** BEGIN **

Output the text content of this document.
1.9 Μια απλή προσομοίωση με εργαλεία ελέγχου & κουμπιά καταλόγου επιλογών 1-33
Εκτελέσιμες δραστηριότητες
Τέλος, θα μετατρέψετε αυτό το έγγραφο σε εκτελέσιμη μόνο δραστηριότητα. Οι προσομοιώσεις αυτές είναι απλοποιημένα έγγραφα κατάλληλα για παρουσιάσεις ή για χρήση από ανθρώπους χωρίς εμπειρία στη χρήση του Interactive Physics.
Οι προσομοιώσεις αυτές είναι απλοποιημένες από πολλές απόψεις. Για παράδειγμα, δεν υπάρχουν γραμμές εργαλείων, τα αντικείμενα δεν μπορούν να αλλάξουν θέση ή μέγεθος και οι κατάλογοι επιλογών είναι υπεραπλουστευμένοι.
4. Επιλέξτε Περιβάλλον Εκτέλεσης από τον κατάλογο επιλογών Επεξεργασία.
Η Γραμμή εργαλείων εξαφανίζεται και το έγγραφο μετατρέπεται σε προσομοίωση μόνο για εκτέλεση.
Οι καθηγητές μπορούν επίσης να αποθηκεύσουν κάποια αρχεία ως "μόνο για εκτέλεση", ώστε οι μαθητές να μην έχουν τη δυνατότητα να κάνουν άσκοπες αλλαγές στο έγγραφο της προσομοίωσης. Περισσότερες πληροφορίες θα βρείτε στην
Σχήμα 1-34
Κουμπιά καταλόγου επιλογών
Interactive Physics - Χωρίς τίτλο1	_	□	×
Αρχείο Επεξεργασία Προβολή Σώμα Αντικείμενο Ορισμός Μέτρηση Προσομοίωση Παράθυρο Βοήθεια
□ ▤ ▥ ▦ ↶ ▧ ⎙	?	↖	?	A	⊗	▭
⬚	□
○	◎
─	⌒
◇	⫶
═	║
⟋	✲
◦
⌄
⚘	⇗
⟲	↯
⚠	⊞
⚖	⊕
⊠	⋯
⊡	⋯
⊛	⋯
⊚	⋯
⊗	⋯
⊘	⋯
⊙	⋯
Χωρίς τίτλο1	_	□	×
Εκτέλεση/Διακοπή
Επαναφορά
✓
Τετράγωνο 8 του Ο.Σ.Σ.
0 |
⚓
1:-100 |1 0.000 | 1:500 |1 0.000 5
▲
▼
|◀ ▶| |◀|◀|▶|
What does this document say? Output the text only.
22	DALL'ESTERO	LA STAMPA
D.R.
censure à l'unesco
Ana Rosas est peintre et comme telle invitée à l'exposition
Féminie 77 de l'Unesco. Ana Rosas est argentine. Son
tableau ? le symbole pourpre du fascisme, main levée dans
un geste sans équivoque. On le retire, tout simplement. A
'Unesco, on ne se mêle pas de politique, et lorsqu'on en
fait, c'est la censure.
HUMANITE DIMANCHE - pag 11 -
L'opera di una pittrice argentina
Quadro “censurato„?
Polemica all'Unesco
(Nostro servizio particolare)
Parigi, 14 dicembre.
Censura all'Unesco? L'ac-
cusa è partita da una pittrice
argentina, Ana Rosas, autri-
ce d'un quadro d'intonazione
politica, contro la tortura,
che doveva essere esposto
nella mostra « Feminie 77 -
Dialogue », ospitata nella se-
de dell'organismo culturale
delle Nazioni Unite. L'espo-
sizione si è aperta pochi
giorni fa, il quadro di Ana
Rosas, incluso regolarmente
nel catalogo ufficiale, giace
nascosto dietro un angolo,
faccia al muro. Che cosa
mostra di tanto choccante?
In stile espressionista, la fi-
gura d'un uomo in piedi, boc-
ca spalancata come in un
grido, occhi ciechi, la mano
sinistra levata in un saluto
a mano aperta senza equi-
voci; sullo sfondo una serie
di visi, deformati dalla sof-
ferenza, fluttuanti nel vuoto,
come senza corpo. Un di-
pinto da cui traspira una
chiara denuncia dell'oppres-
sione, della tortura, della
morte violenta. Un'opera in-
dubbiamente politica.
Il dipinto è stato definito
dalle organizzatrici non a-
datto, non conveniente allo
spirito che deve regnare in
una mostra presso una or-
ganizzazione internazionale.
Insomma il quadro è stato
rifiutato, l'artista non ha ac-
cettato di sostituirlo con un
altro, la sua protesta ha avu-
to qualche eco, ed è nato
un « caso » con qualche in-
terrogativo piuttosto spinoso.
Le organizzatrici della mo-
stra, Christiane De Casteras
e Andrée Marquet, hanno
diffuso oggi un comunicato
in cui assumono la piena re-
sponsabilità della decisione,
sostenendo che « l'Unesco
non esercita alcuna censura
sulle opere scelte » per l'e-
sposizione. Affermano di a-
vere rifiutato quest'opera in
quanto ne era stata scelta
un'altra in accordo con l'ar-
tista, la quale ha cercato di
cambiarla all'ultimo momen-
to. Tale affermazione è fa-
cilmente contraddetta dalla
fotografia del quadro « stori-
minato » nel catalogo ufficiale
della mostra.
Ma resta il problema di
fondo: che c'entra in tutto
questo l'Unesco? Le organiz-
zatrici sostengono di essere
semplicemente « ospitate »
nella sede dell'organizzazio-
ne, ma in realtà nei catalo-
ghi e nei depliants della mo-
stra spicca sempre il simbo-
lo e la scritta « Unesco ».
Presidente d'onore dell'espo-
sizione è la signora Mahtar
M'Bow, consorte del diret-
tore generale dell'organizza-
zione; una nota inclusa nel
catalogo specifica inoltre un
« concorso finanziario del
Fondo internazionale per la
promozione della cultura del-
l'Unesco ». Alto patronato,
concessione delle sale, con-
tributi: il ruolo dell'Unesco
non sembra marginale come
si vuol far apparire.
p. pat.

** END **

• **EXERCISE TASK**:
Repeat all the entries word for word.

• **COMPLETE RESPONSE**:
Output the text content of this document.
1.9 Μια απλή προσομοίωση με εργαλεία ελέγχου & κουμπιά καταλόγου επιλογών 1-33
Εκτελέσιμες δραστηριότητες
Τέλος, θα μετατρέψετε αυτό το έγγραφο σε εκτελέσιμη μόνο δραστηριότητα. Οι προσομοιώσεις αυτές είναι απλοποιημένα έγγραφα κατάλληλα για παρουσιάσεις ή για χρήση από ανθρώπους χωρίς εμπειρία στη χρήση του Interactive Physics.
Οι προσομοιώσεις αυτές είναι απλοποιημένες από πολλές απόψεις. Για παράδειγμα, δεν υπάρχουν γραμμές εργαλείων, τα αντικείμενα δεν μπορούν να αλλάξουν θέση ή μέγεθος και οι κατάλογοι επιλογών είναι υπεραπλουστευμένοι.
4. Επιλέξτε Περιβάλλον Εκτέλεσης από τον κατάλογο επιλογών Επεξεργασία.
Η Γραμμή εργαλείων εξαφανίζεται και το έγγραφο μετατρέπεται σε προσομοίωση μόνο για εκτέλεση.
Οι καθηγητές μπορούν επίσης να αποθηκεύσουν κάποια αρχεία ως "μόνο για εκτέλεση", ώστε οι μαθητές να μην έχουν τη δυνατότητα να κάνουν άσκοπες αλλαγές στο έγγραφο της προσομοίωσης. Περισσότερες πληροφορίες θα βρείτε στην
Σχήμα 1-34
Κουμπιά καταλόγου επιλογών
Interactive Physics - Χωρίς τίτλο1	_	□	×
Αρχείο Επεξεργασία Προβολή Σώμα Αντικείμενο Ορισμός Μέτρηση Προσομοίωση Παράθυρο Βοήθεια
□ ▤ ▥ ▦ ↶ ▧ ⎙	?	↖	?	A	⊗	▭
⬚	□
○	◎
─	⌒
◇	⫶
═	║
⟋	✲
◦
⌄
⚘	⇗
⟲	↯
⚠	⊞
⚖	⊕
⊠	⋯
⊡	⋯
⊛	⋯
⊚	⋯
⊗	⋯
⊘	⋯
⊙	⋯
Χωρίς τίτλο1	_	□	×
Εκτέλεση/Διακοπή
Επαναφορά
✓
Τετράγωνο 8 του Ο.Σ.Σ.
0 |
⚓
1:-100 |1 0.000 | 1:500 |1 0.000 5
▲
▼
|◀ ▶| |◀|◀|▶|
What does this document say? Output the text only.
22	DALL'ESTERO	LA STAMPA
D.R.
censure à l'unesco
Ana Rosas est peintre et comme telle invitée à l'exposition
Féminie 77 de l'Unesco. Ana Rosas est argentine. Son
tableau ? le symbole pourpre du fascisme, main levée dans
un geste sans équivoque. On le retire, tout simplement. A
'Unesco, on ne se mêle pas de politique, et lorsqu'on en
fait, c'est la censure.
HUMANITE DIMANCHE - pag 11 -
L'opera di una pittrice argentina
Quadro “censurato„?
Polemica all'Unesco
(Nostro servizio particolare)
Parigi, 14 dicembre.
Censura all'Unesco? L'ac-
cusa è partita da una pittrice
argentina, Ana Rosas, autri-
ce d'un quadro d'intonazione
politica, contro la tortura,
che doveva essere esposto
nella mostra « Feminie 77 -
Dialogue », ospitata nella se-
de dell'organismo culturale
delle Nazioni Unite. L'espo-
sizione si è aperta pochi
giorni fa, il quadro di Ana
Rosas, incluso regolarmente
nel catalogo ufficiale, giace
nascosto dietro un angolo,
faccia al muro. Che cosa
mostra di tanto choccante?
In stile espressionista, la fi-
gura d'un uomo in piedi, boc-
ca spalancata come in un
grido, occhi ciechi, la mano
sinistra levata in un saluto
a mano aperta senza equi-
voci; sullo sfondo una serie
di visi, deformati dalla sof-
ferenza, fluttuanti nel vuoto,
come senza corpo. Un di-
pinto da cui traspira una
chiara denuncia dell'oppres-
sione, della tortura, della
morte violenta. Un'opera in-
dubbiamente politica.
Il dipinto è stato definito
dalle organizzatrici non a-
datto, non conveniente allo
spirito che deve regnare in
una mostra presso una or-
ganizzazione internazionale.
Insomma il quadro è stato
rifiutato, l'artista non ha ac-
cettato di sostituirlo con un
altro, la sua protesta ha avu-
to qualche eco, ed è nato
un « caso » con qualche in-
terrogativo piuttosto spinoso.
Le organizzatrici della mo-
stra, Christiane De Casteras
e Andrée Marquet, hanno
diffuso oggi un comunicato
in cui assumono la piena re-
sponsabilità della decisione,
sostenendo che « l'Unesco
non esercita alcuna censura
sulle opere scelte » per l'e-
sposizione. Affermano di a-
vere rifiutato quest'opera in
quanto ne era stata scelta
un'altra in accordo con l'ar-
tista, la quale ha cercato di
cambiarla all'ultimo momen-
to. Tale affermazione è fa-
cilmente contraddetta dalla
fotografia del quadro « stori-
minato » nel catalogo ufficiale
della mostra.
Ma resta il problema di
fondo: che c'entra in tutto
questo l'Unesco? Le organiz-
zatrici sostengono di essere
semplicemente « ospitate »
nella sede dell'organizzazio-
ne, ma in realtà nei catalo-
ghi e nei depliants della mo-
stra spicca sempre il simbo-
lo e la scritta « Unesco ».
Presidente d'onore dell'espo-
sizione è la signora Mahtar
M'Bow, consorte del diret-
tore generale dell'organizza-
zione; una nota inclusa nel
catalogo specifica inoltre un
« concorso finanziario del
Fondo internazionale per la
promozione della cultura del-
l'Unesco ». Alto patronato,
concessione delle sale, con-
tributi: il ruolo dell'Unesco
non sembra marginale come
si vuol far apparire.
p. pat.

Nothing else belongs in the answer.